PROMPT: Identify every line in the records below that contains the word "apenas", and reproduce each one.

Extracted data entries
____
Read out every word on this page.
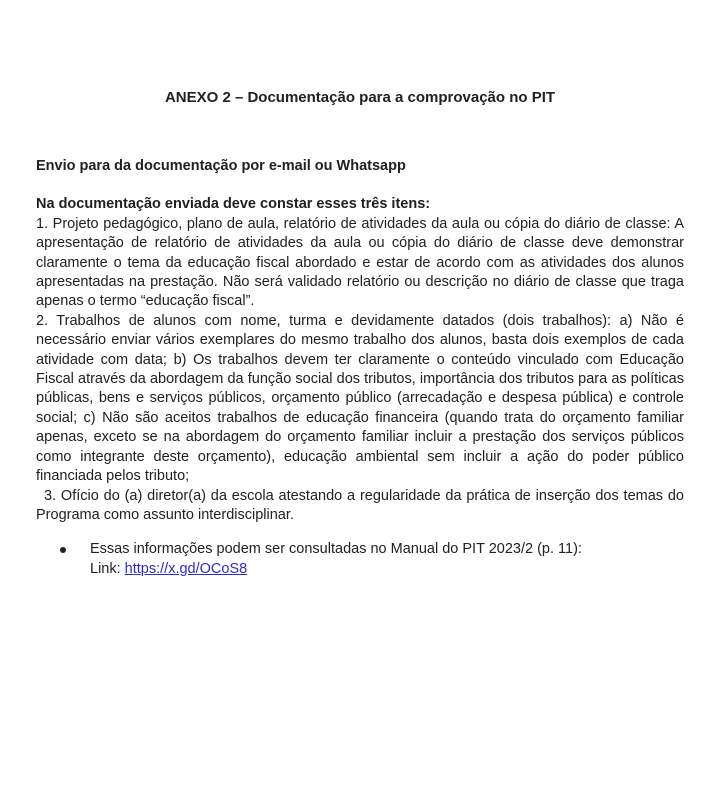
ANEXO 2 – Documentação para a comprovação no PIT

Envio para da documentação por e-mail ou Whatsapp

Na documentação enviada deve constar esses três itens:

1. Projeto pedagógico, plano de aula, relatório de atividades da aula ou cópia do diário de classe: A apresentação de relatório de atividades da aula ou cópia do diário de classe deve demonstrar claramente o tema da educação fiscal abordado e estar de acordo com as atividades dos alunos apresentadas na prestação. Não será validado relatório ou descrição no diário de classe que traga apenas o termo “educação fiscal”.

2. Trabalhos de alunos com nome, turma e devidamente datados (dois trabalhos): a) Não é necessário enviar vários exemplares do mesmo trabalho dos alunos, basta dois exemplos de cada atividade com data; b) Os trabalhos devem ter claramente o conteúdo vinculado com Educação Fiscal através da abordagem da função social dos tributos, importância dos tributos para as políticas públicas, bens e serviços públicos, orçamento público (arrecadação e despesa pública) e controle social; c) Não são aceitos trabalhos de educação financeira (quando trata do orçamento familiar apenas, exceto se na abordagem do orçamento familiar incluir a prestação dos serviços públicos como integrante deste orçamento), educação ambiental sem incluir a ação do poder público financiada pelos tributo;

3. Ofício do (a) diretor(a) da escola atestando a regularidade da prática de inserção dos temas do Programa como assunto interdisciplinar.

Essas informações podem ser consultadas no Manual do PIT 2023/2 (p. 11):

Link: https://x.gd/OCoS8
____
EXERCISE ANSWER:
1. Projeto pedagógico, plano de aula, relatório de atividades da aula ou cópia do diário de classe: A apresentação de relatório de atividades da aula ou cópia do diário de classe deve demonstrar claramente o tema da educação fiscal abordado e estar de acordo com as atividades dos alunos apresentadas na prestação. Não será validado relatório ou descrição no diário de classe que traga apenas o termo “educação fiscal”.
2. Trabalhos de alunos com nome, turma e devidamente datados (dois trabalhos): a) Não é necessário enviar vários exemplares do mesmo trabalho dos alunos, basta dois exemplos de cada atividade com data; b) Os trabalhos devem ter claramente o conteúdo vinculado com Educação Fiscal através da abordagem da função social dos tributos, importância dos tributos para as políticas públicas, bens e serviços públicos, orçamento público (arrecadação e despesa pública) e controle social; c) Não são aceitos trabalhos de educação financeira (quando trata do orçamento familiar apenas, exceto se na abordagem do orçamento familiar incluir a prestação dos serviços públicos como integrante deste orçamento), educação ambiental sem incluir a ação do poder público financiada pelos tributo;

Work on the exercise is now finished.